Find each line containing the string "autant" and return it.
* Begin Excerpted records *
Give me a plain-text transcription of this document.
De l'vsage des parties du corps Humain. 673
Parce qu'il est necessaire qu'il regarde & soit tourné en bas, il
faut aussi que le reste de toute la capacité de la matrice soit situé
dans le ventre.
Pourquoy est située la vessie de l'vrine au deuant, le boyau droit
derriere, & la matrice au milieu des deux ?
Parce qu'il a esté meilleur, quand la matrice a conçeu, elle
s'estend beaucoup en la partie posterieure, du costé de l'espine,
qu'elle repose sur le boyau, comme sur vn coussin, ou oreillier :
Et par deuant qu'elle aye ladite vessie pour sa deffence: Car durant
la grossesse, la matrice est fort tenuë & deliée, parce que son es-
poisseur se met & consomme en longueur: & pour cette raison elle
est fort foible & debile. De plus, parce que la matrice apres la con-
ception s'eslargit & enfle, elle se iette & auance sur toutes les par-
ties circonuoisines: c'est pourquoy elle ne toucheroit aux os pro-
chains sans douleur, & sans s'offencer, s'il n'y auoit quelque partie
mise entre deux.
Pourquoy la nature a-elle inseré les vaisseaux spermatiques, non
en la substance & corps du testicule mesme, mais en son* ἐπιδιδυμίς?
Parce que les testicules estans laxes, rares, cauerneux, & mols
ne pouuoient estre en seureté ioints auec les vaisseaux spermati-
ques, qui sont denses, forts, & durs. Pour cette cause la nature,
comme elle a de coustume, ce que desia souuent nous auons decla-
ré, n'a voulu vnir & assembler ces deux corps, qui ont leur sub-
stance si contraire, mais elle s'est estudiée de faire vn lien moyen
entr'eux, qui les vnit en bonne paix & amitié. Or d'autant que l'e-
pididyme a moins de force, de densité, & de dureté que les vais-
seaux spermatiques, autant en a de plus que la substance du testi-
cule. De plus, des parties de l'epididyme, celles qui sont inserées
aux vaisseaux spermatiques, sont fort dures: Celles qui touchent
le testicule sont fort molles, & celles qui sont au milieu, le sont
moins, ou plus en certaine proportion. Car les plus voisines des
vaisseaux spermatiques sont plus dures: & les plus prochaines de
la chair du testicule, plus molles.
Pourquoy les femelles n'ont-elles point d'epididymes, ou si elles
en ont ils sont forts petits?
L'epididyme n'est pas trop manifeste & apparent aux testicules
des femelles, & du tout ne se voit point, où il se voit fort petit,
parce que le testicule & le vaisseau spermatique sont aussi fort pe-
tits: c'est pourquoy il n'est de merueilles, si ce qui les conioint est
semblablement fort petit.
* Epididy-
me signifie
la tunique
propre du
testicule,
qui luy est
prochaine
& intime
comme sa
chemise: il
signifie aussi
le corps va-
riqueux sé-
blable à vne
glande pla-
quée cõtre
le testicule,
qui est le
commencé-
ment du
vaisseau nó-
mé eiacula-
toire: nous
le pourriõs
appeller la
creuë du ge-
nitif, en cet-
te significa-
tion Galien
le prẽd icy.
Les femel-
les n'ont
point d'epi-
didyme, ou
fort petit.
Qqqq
* End Excerpted records *
> [The result]:
entr'eux, qui les vnit en bonne paix & amitié. Or d'autant que l'e-
seaux spermatiques, autant en a de plus que la substance du testi-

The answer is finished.